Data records
####

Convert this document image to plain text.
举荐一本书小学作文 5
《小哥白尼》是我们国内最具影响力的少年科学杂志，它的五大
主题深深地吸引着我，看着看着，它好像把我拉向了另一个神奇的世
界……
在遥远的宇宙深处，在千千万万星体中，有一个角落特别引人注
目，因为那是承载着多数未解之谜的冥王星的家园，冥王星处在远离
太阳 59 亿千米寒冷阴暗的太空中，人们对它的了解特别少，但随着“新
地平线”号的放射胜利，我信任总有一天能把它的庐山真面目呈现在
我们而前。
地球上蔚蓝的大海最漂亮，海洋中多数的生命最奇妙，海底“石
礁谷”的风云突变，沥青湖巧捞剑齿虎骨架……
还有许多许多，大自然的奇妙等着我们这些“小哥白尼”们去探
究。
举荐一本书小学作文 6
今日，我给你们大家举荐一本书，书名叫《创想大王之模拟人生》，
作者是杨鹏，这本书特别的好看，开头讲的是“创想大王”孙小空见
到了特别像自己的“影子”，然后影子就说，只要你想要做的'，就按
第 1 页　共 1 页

####

-- EXERCISE TASK --
Return the whole listing exactly, with every line included.

-- FINISHED ANSWER --
Convert this document image to plain text.
举荐一本书小学作文 5
《小哥白尼》是我们国内最具影响力的少年科学杂志，它的五大
主题深深地吸引着我，看着看着，它好像把我拉向了另一个神奇的世
界……
在遥远的宇宙深处，在千千万万星体中，有一个角落特别引人注
目，因为那是承载着多数未解之谜的冥王星的家园，冥王星处在远离
太阳 59 亿千米寒冷阴暗的太空中，人们对它的了解特别少，但随着“新
地平线”号的放射胜利，我信任总有一天能把它的庐山真面目呈现在
我们而前。
地球上蔚蓝的大海最漂亮，海洋中多数的生命最奇妙，海底“石
礁谷”的风云突变，沥青湖巧捞剑齿虎骨架……
还有许多许多，大自然的奇妙等着我们这些“小哥白尼”们去探
究。
举荐一本书小学作文 6
今日，我给你们大家举荐一本书，书名叫《创想大王之模拟人生》，
作者是杨鹏，这本书特别的好看，开头讲的是“创想大王”孙小空见
到了特别像自己的“影子”，然后影子就说，只要你想要做的'，就按
第 1 页　共 1 页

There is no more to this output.